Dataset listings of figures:
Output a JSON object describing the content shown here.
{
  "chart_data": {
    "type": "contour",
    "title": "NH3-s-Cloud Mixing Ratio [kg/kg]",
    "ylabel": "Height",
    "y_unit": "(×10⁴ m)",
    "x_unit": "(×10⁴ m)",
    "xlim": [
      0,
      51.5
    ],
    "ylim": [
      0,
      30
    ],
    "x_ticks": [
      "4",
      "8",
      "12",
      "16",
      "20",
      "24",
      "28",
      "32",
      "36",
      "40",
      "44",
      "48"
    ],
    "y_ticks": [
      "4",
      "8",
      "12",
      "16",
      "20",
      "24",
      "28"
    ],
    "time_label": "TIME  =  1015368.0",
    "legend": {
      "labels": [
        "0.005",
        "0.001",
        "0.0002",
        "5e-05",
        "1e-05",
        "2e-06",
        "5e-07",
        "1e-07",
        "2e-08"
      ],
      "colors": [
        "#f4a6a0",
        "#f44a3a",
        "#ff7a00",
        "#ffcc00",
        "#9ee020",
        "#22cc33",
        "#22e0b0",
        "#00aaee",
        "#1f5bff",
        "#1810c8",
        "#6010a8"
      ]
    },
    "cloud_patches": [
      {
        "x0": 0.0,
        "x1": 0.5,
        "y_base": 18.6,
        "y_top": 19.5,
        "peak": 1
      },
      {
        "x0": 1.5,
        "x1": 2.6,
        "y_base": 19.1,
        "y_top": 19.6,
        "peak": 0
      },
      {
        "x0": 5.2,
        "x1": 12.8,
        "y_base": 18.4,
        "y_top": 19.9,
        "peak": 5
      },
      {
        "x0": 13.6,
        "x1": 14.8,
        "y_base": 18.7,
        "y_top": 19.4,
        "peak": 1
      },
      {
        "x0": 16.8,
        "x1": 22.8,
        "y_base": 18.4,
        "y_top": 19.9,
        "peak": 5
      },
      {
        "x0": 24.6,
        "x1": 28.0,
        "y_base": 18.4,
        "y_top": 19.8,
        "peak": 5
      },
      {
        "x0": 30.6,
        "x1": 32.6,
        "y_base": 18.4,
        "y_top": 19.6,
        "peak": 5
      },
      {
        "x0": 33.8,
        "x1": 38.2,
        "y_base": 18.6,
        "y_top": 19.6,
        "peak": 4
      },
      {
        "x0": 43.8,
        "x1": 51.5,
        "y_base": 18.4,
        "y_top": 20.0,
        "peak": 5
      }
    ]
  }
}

• **YOUR TASK**:
Your task is to extract all of the records exactly.

• **THE OUTPUT**:
Output a JSON object describing the content shown here.
{
  "chart_data": {
    "type": "contour",
    "title": "NH3-s-Cloud Mixing Ratio [kg/kg]",
    "ylabel": "Height",
    "y_unit": "(×10⁴ m)",
    "x_unit": "(×10⁴ m)",
    "xlim": [
      0,
      51.5
    ],
    "ylim": [
      0,
      30
    ],
    "x_ticks": [
      "4",
      "8",
      "12",
      "16",
      "20",
      "24",
      "28",
      "32",
      "36",
      "40",
      "44",
      "48"
    ],
    "y_ticks": [
      "4",
      "8",
      "12",
      "16",
      "20",
      "24",
      "28"
    ],
    "time_label": "TIME  =  1015368.0",
    "legend": {
      "labels": [
        "0.005",
        "0.001",
        "0.0002",
        "5e-05",
        "1e-05",
        "2e-06",
        "5e-07",
        "1e-07",
        "2e-08"
      ],
      "colors": [
        "#f4a6a0",
        "#f44a3a",
        "#ff7a00",
        "#ffcc00",
        "#9ee020",
        "#22cc33",
        "#22e0b0",
        "#00aaee",
        "#1f5bff",
        "#1810c8",
        "#6010a8"
      ]
    },
    "cloud_patches": [
      {
        "x0": 0.0,
        "x1": 0.5,
        "y_base": 18.6,
        "y_top": 19.5,
        "peak": 1
      },
      {
        "x0": 1.5,
        "x1": 2.6,
        "y_base": 19.1,
        "y_top": 19.6,
        "peak": 0
      },
      {
        "x0": 5.2,
        "x1": 12.8,
        "y_base": 18.4,
        "y_top": 19.9,
        "peak": 5
      },
      {
        "x0": 13.6,
        "x1": 14.8,
        "y_base": 18.7,
        "y_top": 19.4,
        "peak": 1
      },
      {
        "x0": 16.8,
        "x1": 22.8,
        "y_base": 18.4,
        "y_top": 19.9,
        "peak": 5
      },
      {
        "x0": 24.6,
        "x1": 28.0,
        "y_base": 18.4,
        "y_top": 19.8,
        "peak": 5
      },
      {
        "x0": 30.6,
        "x1": 32.6,
        "y_base": 18.4,
        "y_top": 19.6,
        "peak": 5
      },
      {
        "x0": 33.8,
        "x1": 38.2,
        "y_base": 18.6,
        "y_top": 19.6,
        "peak": 4
      },
      {
        "x0": 43.8,
        "x1": 51.5,
        "y_base": 18.4,
        "y_top": 20.0,
        "peak": 5
      }
    ]
  }
}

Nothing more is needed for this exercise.